■ WRITTEN TASK
Identify all lines below that hold "ProRealTime" and collect them.

※

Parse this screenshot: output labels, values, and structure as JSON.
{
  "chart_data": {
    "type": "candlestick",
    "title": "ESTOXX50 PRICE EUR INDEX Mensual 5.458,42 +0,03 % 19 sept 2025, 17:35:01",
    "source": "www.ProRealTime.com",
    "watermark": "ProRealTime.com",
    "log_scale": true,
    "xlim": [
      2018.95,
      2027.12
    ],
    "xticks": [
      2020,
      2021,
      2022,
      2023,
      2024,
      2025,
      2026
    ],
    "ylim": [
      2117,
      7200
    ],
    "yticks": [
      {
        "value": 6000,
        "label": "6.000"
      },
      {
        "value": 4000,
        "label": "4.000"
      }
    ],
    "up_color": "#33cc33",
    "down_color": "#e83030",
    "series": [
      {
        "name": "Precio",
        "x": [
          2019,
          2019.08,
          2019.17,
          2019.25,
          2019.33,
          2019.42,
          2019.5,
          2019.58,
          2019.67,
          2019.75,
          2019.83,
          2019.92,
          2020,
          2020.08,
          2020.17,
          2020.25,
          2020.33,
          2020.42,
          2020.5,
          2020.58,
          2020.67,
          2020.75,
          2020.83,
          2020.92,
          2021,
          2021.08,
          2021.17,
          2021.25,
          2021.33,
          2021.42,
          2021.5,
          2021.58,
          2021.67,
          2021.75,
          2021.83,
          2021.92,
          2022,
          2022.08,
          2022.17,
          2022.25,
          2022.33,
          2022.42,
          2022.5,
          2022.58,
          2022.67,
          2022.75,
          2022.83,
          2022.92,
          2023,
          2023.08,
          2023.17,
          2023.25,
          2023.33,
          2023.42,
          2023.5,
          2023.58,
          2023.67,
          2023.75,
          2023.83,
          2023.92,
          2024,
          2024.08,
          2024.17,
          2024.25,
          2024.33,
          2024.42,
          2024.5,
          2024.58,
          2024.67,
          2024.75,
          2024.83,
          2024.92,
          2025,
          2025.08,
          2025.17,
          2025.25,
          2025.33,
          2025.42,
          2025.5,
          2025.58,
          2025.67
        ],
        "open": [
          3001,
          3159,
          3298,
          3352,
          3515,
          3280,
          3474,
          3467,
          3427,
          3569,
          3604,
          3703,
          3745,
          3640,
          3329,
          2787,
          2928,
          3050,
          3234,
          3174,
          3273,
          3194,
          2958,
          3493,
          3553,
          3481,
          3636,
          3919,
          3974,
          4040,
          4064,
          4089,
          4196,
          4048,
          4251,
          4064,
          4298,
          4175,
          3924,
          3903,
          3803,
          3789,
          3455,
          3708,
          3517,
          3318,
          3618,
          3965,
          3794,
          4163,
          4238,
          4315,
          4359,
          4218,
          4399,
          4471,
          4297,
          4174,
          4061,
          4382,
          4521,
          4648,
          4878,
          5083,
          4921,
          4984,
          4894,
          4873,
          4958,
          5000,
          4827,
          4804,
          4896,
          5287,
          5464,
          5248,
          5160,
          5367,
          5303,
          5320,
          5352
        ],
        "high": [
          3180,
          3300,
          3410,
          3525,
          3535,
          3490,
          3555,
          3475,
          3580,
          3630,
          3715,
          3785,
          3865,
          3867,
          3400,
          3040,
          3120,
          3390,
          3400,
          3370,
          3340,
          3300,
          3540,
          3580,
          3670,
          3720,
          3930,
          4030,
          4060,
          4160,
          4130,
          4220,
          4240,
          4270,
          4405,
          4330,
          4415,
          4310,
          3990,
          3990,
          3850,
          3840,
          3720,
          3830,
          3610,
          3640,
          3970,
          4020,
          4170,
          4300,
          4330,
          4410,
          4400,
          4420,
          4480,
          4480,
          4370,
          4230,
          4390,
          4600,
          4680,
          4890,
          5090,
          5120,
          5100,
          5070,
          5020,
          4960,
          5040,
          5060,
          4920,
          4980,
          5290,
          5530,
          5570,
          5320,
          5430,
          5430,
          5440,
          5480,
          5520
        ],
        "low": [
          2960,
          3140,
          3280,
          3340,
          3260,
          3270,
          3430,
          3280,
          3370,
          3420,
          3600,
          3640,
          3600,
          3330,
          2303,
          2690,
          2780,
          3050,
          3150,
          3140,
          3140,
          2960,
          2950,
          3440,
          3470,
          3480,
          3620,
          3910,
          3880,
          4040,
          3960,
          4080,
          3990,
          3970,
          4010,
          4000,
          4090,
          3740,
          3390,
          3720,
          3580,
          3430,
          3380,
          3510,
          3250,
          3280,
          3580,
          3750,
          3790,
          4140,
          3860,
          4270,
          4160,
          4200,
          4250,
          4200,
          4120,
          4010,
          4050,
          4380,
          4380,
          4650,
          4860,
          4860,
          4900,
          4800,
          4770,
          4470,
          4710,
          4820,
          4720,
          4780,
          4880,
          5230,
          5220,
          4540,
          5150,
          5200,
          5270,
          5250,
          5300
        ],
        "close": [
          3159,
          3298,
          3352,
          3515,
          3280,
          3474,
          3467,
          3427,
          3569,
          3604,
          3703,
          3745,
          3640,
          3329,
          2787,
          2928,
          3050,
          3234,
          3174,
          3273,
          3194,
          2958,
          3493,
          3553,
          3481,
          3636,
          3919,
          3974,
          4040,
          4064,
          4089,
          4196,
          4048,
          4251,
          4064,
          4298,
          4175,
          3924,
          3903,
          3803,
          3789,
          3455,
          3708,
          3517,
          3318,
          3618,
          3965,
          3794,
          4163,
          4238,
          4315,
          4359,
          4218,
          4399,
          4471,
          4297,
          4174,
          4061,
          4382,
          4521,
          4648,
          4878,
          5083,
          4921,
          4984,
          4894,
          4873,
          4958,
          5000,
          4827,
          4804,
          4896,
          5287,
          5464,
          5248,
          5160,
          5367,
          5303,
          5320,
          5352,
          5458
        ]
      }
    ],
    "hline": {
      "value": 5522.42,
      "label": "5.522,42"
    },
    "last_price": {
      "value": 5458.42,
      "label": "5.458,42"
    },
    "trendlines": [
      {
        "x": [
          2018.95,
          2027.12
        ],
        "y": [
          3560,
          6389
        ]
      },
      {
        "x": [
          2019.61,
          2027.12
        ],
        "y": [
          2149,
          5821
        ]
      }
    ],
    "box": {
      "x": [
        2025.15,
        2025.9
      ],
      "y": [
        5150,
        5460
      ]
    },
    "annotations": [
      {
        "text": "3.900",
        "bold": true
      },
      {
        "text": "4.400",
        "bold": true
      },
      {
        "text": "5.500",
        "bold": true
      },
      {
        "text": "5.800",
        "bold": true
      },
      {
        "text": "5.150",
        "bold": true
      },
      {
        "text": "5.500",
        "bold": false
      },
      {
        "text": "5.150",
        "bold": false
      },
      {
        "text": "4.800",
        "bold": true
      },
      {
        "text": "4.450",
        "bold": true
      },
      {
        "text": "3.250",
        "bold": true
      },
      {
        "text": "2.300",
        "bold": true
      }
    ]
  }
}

※

■ ANSWER TO THIS TASK
    "source": "www.ProRealTime.com",
    "watermark": "ProRealTime.com",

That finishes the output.